# Stored records start

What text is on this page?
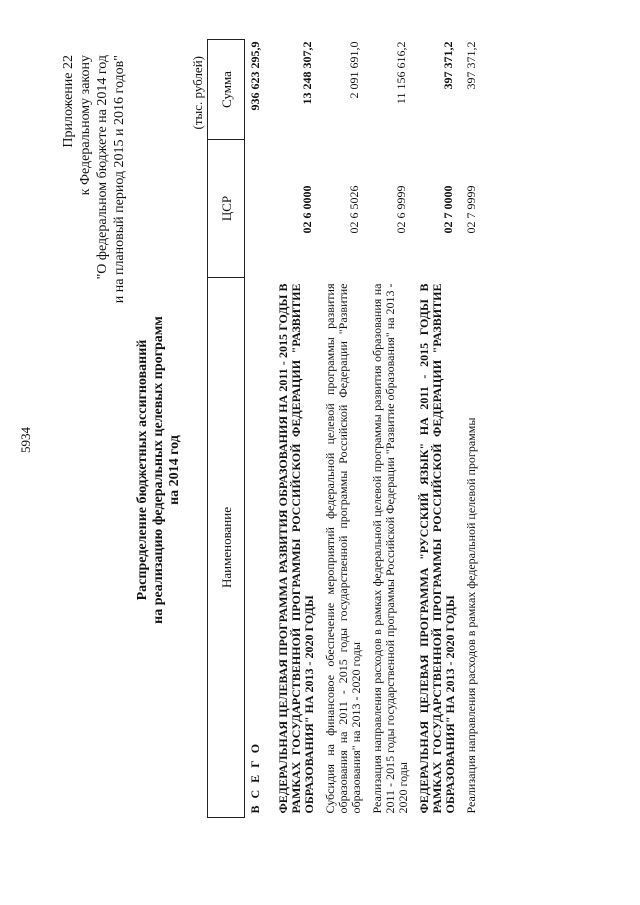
5934
Приложение 22 к Федеральному закону "О федеральном бюджете на 2014 год и на плановый период 2015 и 2016 годов"
Распределение бюджетных ассигнований на реализацию федеральных целевых программ на 2014 год
(тыс. рублей)
Наименование	ЦСР	Сумма
В С Е Г О		936 623 295,9
ФЕДЕРАЛЬНАЯ ЦЕЛЕВАЯ ПРОГРАММА РАЗВИТИЯ ОБРАЗОВАНИЯ НА 2011 - 2015 ГОДЫ В РАМКАХ ГОСУДАРСТВЕННОЙ ПРОГРАММЫ РОССИЙСКОЙ ФЕДЕРАЦИИ "РАЗВИТИЕ ОБРАЗОВАНИЯ" НА 2013 - 2020 ГОДЫ	02 6 0000	13 248 307,2
Субсидия на финансовое обеспечение мероприятий федеральной целевой программы развития образования на 2011 - 2015 годы государственной программы Российской Федерации "Развитие образования" на 2013 - 2020 годы	02 6 5026	2 091 691,0
Реализация направления расходов в рамках федеральной целевой программы развития образования на 2011 - 2015 годы государственной программы Российской Федерации "Развитие образования" на 2013 - 2020 годы	02 6 9999	11 156 616,2
ФЕДЕРАЛЬНАЯ ЦЕЛЕВАЯ ПРОГРАММА "РУССКИЙ ЯЗЫК" НА 2011 - 2015 ГОДЫ В РАМКАХ ГОСУДАРСТВЕННОЙ ПРОГРАММЫ РОССИЙСКОЙ ФЕДЕРАЦИИ "РАЗВИТИЕ ОБРАЗОВАНИЯ" НА 2013 - 2020 ГОДЫ	02 7 0000	397 371,2
Реализация направления расходов в рамках федеральной целевой программы	02 7 9999	397 371,2
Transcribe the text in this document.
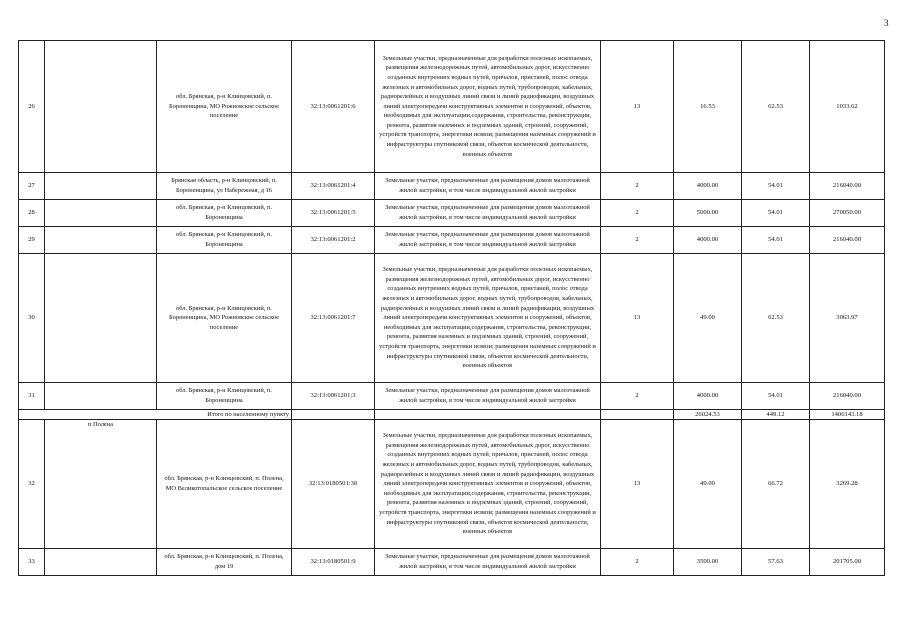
3
26		обл. Брянская, р-н Клинцовский, п. Бороненщина, МО Рожновское сельское поселение	32:13:0061201:6	Земельные участки, предназначенные для разработки полезных ископаемых, размещения железнодорожных путей, автомобильных дорог, искусственно созданных внутренних водных путей, причалов, пристаней, полос отвода железных и автомобильных дорог, водных путей, трубопроводов, кабельных, радиорелейных и воздушных линий связи и линий радиофикации, воздушных линий электропередачи конструктивных элементов и сооружений, объектов, необходимых для эксплуатации,содержания, строительства, реконструкции, ремонта, развития наземных и подземных зданий, строений, сооружений, устройств транспорта, энергетики исвязи; размещения наземных сооружений и инфраструктуры спутниковой связи, объектов космической деятельности, военных объектов	13	16.53	62.53	1033.62
27		Брянская область, р-н Клинцовский, п. Бороненщина, ул Набережная, д 16	32:13:0061201:4	Земельные участки, предназначенные для размещения домов малоэтажной жилой застройки, в том числе индивидуальной жилой застройки	2	4000.00	54.01	216040.00
28		обл. Брянская, р-н Клинцовский, п. Бороненщина	32:13:0061201:5	Земельные участки, предназначенные для размещения домов малоэтажной жилой застройки, в том числе индивидуальной жилой застройки	2	5000.00	54.01	270050.00
29		обл. Брянская, р-н Клинцовский, п. Бороненщина	32:13:0061201:2	Земельные участки, предназначенные для размещения домов малоэтажной жилой застройки, в том числе индивидуальной жилой застройки	2	4000.00	54.01	216040.00
30		обл. Брянская, р-н Клинцовский, п. Бороненщина, МО Рожновское сельское поселение	32:13:0061201:7	Земельные участки, предназначенные для разработки полезных ископаемых, размещения железнодорожных путей, автомобильных дорог, искусственно созданных внутренних водных путей, причалов, пристаней, полос отвода железных и автомобильных дорог, водных путей, трубопроводов, кабельных, радиорелейных и воздушных линий связи и линий радиофикации, воздушных линий электропередачи конструктивных элементов и сооружений, объектов, необходимых для эксплуатации,содержания, строительства, реконструкции, ремонта, развития наземных и подземных зданий, строений, сооружений, устройств транспорта, энергетики исвязи; размещения наземных сооружений и инфраструктуры спутниковой связи, объектов космической деятельности, военных объектов	13	49.00	62.53	3063.97
31		обл. Брянская, р-н Клинцовский, п. Бороненщина	32:13:0061201:3	Земельные участки, предназначенные для размещения домов малоэтажной жилой застройки, в том числе индивидуальной жилой застройки	2	4000.00	54.01	216040.00
Итого по населенному пункту						26024.53	449.12	1406143.18
32	п Полена	обл. Брянская, р-н Клинцовский, п. Полена, МО Великотопальское сельское поселение	32:13:0180501:30	Земельные участки, предназначенные для разработки полезных ископаемых, размещения железнодорожных путей, автомобильных дорог, искусственно созданных внутренних водных путей, причалов, пристаней, полос отвода железных и автомобильных дорог, водных путей, трубопроводов, кабельных, радиорелейных и воздушных линий связи и линий радиофикации, воздушных линий электропередачи конструктивных элементов и сооружений, объектов, необходимых для эксплуатации,содержания, строительства, реконструкции, ремонта, развития наземных и подземных зданий, строений, сооружений, устройств транспорта, энергетики исвязи; размещения наземных сооружений и инфраструктуры спутниковой связи, объектов космической деятельности, военных объектов	13	49.00	66.72	3269.28
33		обл. Брянская, р-н Клинцовский, п. Полена, дом 19	32:13:0180501:9	Земельные участки, предназначенные для размещения домов малоэтажной жилой застройки, в том числе индивидуальной жилой застройки	2	3500.00	57.63	201705.00
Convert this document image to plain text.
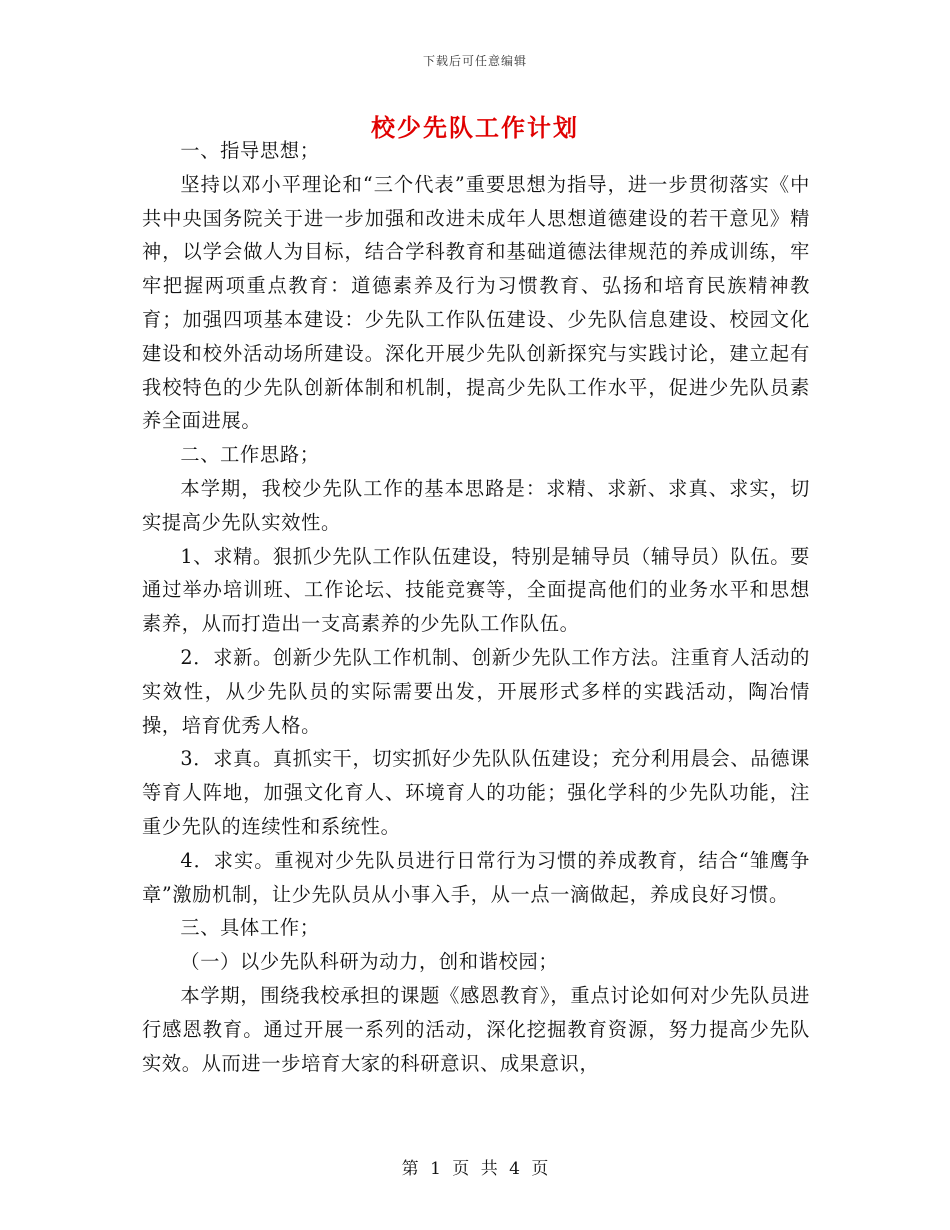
下载后可任意编辑
校少先队工作计划

一、指导思想；

坚持以邓小平理论和“三个代表”重要思想为指导，进一步贯彻落实《中共中央国务院关于进一步加强和改进未成年人思想道德建设的若干意见》精神，以学会做人为目标，结合学科教育和基础道德法律规范的养成训练，牢牢把握两项重点教育：道德素养及行为习惯教育、弘扬和培育民族精神教育；加强四项基本建设：少先队工作队伍建设、少先队信息建设、校园文化建设和校外活动场所建设。深化开展少先队创新探究与实践讨论，建立起有我校特色的少先队创新体制和机制，提高少先队工作水平，促进少先队员素养全面进展。

二、工作思路；

本学期，我校少先队工作的基本思路是：求精、求新、求真、求实，切实提高少先队实效性。

1、求精。狠抓少先队工作队伍建设，特别是辅导员（辅导员）队伍。要通过举办培训班、工作论坛、技能竞赛等，全面提高他们的业务水平和思想素养，从而打造出一支高素养的少先队工作队伍。

2．求新。创新少先队工作机制、创新少先队工作方法。注重育人活动的实效性，从少先队员的实际需要出发，开展形式多样的实践活动，陶冶情操，培育优秀人格。

3．求真。真抓实干，切实抓好少先队队伍建设；充分利用晨会、品德课等育人阵地，加强文化育人、环境育人的功能；强化学科的少先队功能，注重少先队的连续性和系统性。

4．求实。重视对少先队员进行日常行为习惯的养成教育，结合“雏鹰争章”激励机制，让少先队员从小事入手，从一点一滴做起，养成良好习惯。

三、具体工作；

（一）以少先队科研为动力，创和谐校园；

本学期，围绕我校承担的课题《感恩教育》，重点讨论如何对少先队员进行感恩教育。通过开展一系列的活动，深化挖掘教育资源，努力提高少先队实效。从而进一步培育大家的科研意识、成果意识，

第 1 页 共 4 页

# Stored records end

> _Problem to solve_: Look for the word "направления" in every line of the listing and copy the lines that have it.

> _Correct answer_:
Реализация направления расходов в рамках федеральной целевой программы развития образования на 2011 - 2015 годы государственной программы Российской Федерации "Развитие образования" на 2013 - 2020 годы	02 6 9999	11 156 616,2
Реализация направления расходов в рамках федеральной целевой программы	02 7 9999	397 371,2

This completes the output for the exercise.